[Begin DATA SUPPLIED]

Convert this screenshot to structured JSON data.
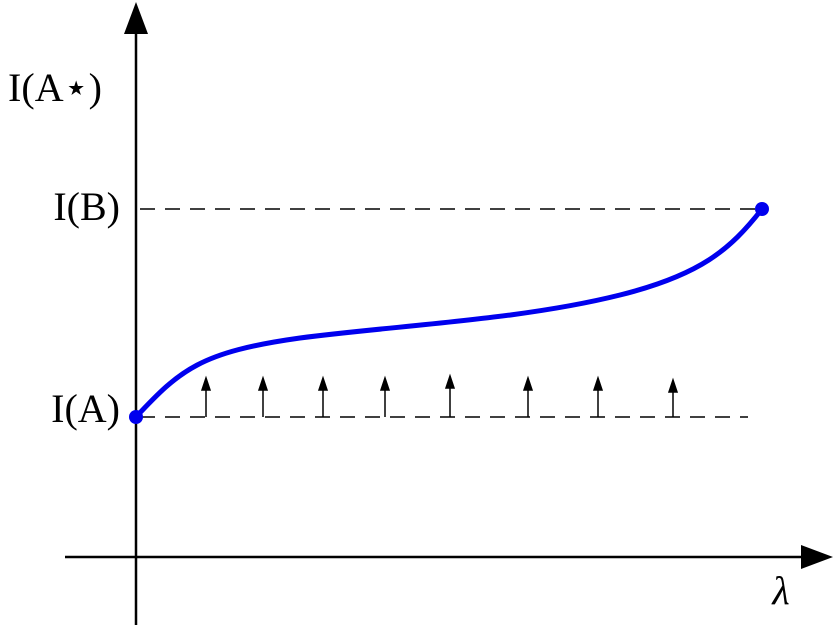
{
  "y_axis_label": "I(A⋆)",
  "x_axis_label": "λ",
  "levels": {
    "upper": "I(B)",
    "lower": "I(A)"
  }
}
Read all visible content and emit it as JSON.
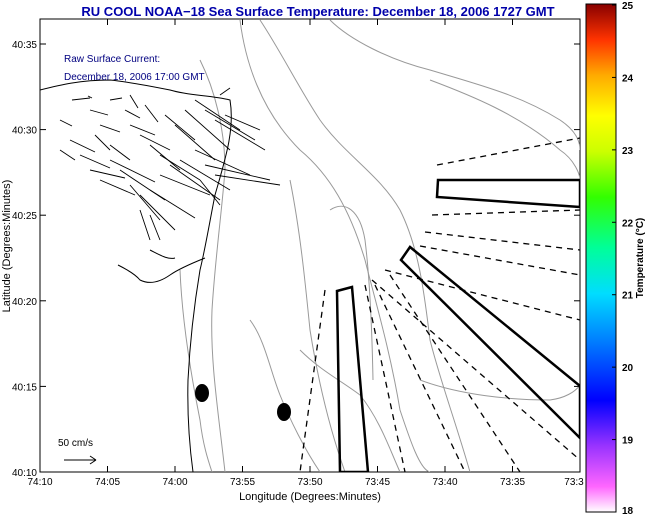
{
  "title": "RU COOL  NOAA−18  Sea Surface Temperature:  December 18, 2006 1727 GMT",
  "current_label": {
    "line1": "Raw Surface Current:",
    "line2": "December 18, 2006 17:00 GMT"
  },
  "scale_label": "50 cm/s",
  "xlabel": "Longitude (Degrees:Minutes)",
  "ylabel": "Latitude (Degrees:Minutes)",
  "x_ticks": [
    "74:10",
    "74:05",
    "74:00",
    "73:55",
    "73:50",
    "73:45",
    "73:40",
    "73:35",
    "73:3"
  ],
  "y_ticks": [
    "40:35",
    "40:30",
    "40:25",
    "40:20",
    "40:15",
    "40:10"
  ],
  "colorbar": {
    "label": "Temperature (°C)",
    "min": 18,
    "max": 25,
    "ticks": [
      "25",
      "24",
      "23",
      "22",
      "21",
      "20",
      "19",
      "18"
    ]
  },
  "colors": {
    "title": "#0000aa",
    "current_label": "#000080",
    "land_contour": "#000000",
    "bathymetry": "#999999",
    "overlay": "#000000"
  }
}
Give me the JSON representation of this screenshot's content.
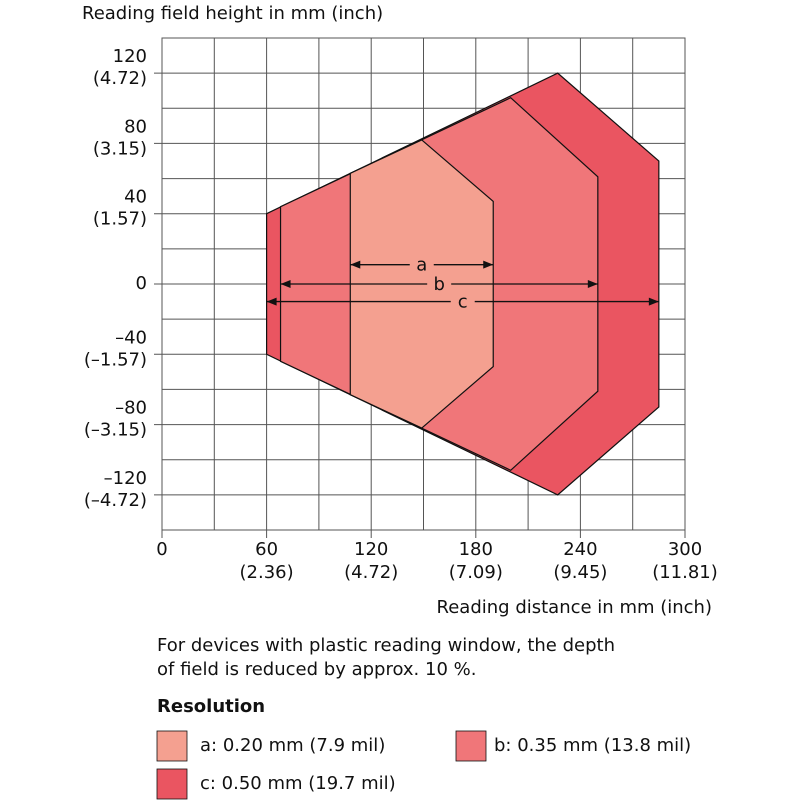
{
  "chart_data": {
    "type": "polygon",
    "y_title": "Reading field height in mm (inch)",
    "x_title": "Reading distance in mm (inch)",
    "note": "For devices with plastic reading window, the depth of field is reduced by approx. 10 %.",
    "legend_title": "Resolution",
    "xlim": [
      0,
      300
    ],
    "ylim": [
      -140,
      140
    ],
    "xticks": [
      0,
      60,
      120,
      180,
      240,
      300
    ],
    "xtick_inch_labels": [
      null,
      "(2.36)",
      "(4.72)",
      "(7.09)",
      "(9.45)",
      "(11.81)"
    ],
    "yticks": [
      {
        "value": -120,
        "label": "–120"
      },
      {
        "value": -80,
        "label": "–80"
      },
      {
        "value": -40,
        "label": "–40"
      },
      0,
      40,
      80,
      120
    ],
    "ytick_inch_labels": [
      "(–4.72)",
      "(–3.15)",
      "(–1.57)",
      null,
      "(1.57)",
      "(3.15)",
      "(4.72)"
    ],
    "grid": true,
    "series": [
      {
        "name": "c: 0.50 mm (19.7 mil)",
        "label": "c",
        "color": "#ea5561",
        "x": [
          60,
          227,
          285,
          285,
          227,
          60
        ],
        "values": [
          40,
          120,
          70,
          -70,
          -120,
          -40
        ],
        "arrow_y": -10
      },
      {
        "name": "b: 0.35 mm (13.8 mil)",
        "label": "b",
        "color": "#f07679",
        "x": [
          68,
          200,
          250,
          250,
          200,
          68
        ],
        "values": [
          44,
          106,
          61,
          -61,
          -106,
          -44
        ],
        "arrow_y": 0
      },
      {
        "name": "a: 0.20 mm (7.9 mil)",
        "label": "a",
        "color": "#f4a090",
        "x": [
          108,
          149,
          190,
          190,
          149,
          108
        ],
        "values": [
          63,
          82,
          47,
          -47,
          -82,
          -63
        ],
        "arrow_y": 11
      }
    ]
  }
}
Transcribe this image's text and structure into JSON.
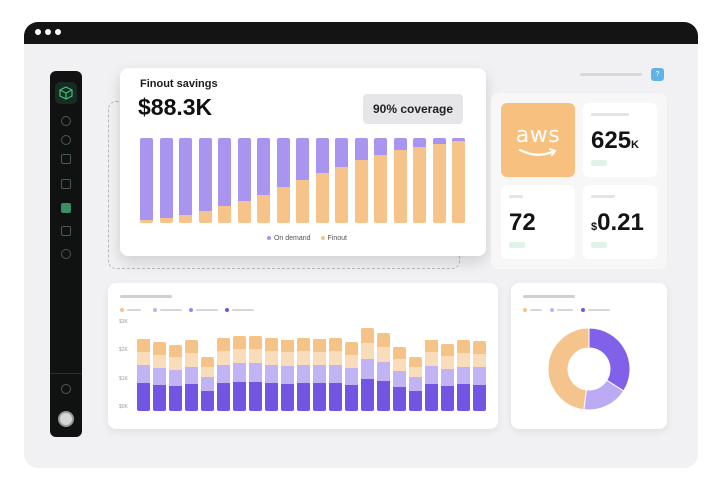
{
  "savings": {
    "title": "Finout savings",
    "value": "$88.3K",
    "coverage": "90% coverage",
    "legend": [
      "On demand",
      "Finout"
    ],
    "colors": {
      "on_demand": "#a994ef",
      "finout": "#f6c38b"
    },
    "finout_fraction": [
      0.03,
      0.06,
      0.09,
      0.14,
      0.2,
      0.26,
      0.33,
      0.42,
      0.51,
      0.59,
      0.66,
      0.74,
      0.8,
      0.86,
      0.9,
      0.93,
      0.96
    ]
  },
  "stats": {
    "aws_label": "aws",
    "savings_value": "625",
    "savings_unit": "K",
    "count_value": "72",
    "price_currency": "$",
    "price_value": "0.21"
  },
  "stacked_chart": {
    "y_labels": [
      "$3K",
      "$2K",
      "$1K",
      "$0K"
    ],
    "colors": [
      "#7355e4",
      "#c2b3f4",
      "#f9dcb9",
      "#f5c387"
    ],
    "totals": [
      0.74,
      0.7,
      0.67,
      0.72,
      0.55,
      0.75,
      0.77,
      0.77,
      0.75,
      0.73,
      0.75,
      0.74,
      0.75,
      0.7,
      0.85,
      0.8,
      0.65,
      0.55,
      0.73,
      0.68,
      0.72,
      0.71
    ]
  },
  "donut": {
    "colors": [
      "#8160ea",
      "#bcaaf2",
      "#f4c48c"
    ],
    "values": [
      0.34,
      0.18,
      0.48
    ]
  }
}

[End DATA SUPPLIED]

(EXERCISE DESCRIPTION) Look through the material above and pick out each line holding the word "JSON".

(WRITTEN ANSWER)
Convert this screenshot to structured JSON data.
Read all visible content and emit it as JSON.
Give me the JSON representation of this screenshot's content.
Transcribe this image's text and structure into JSON.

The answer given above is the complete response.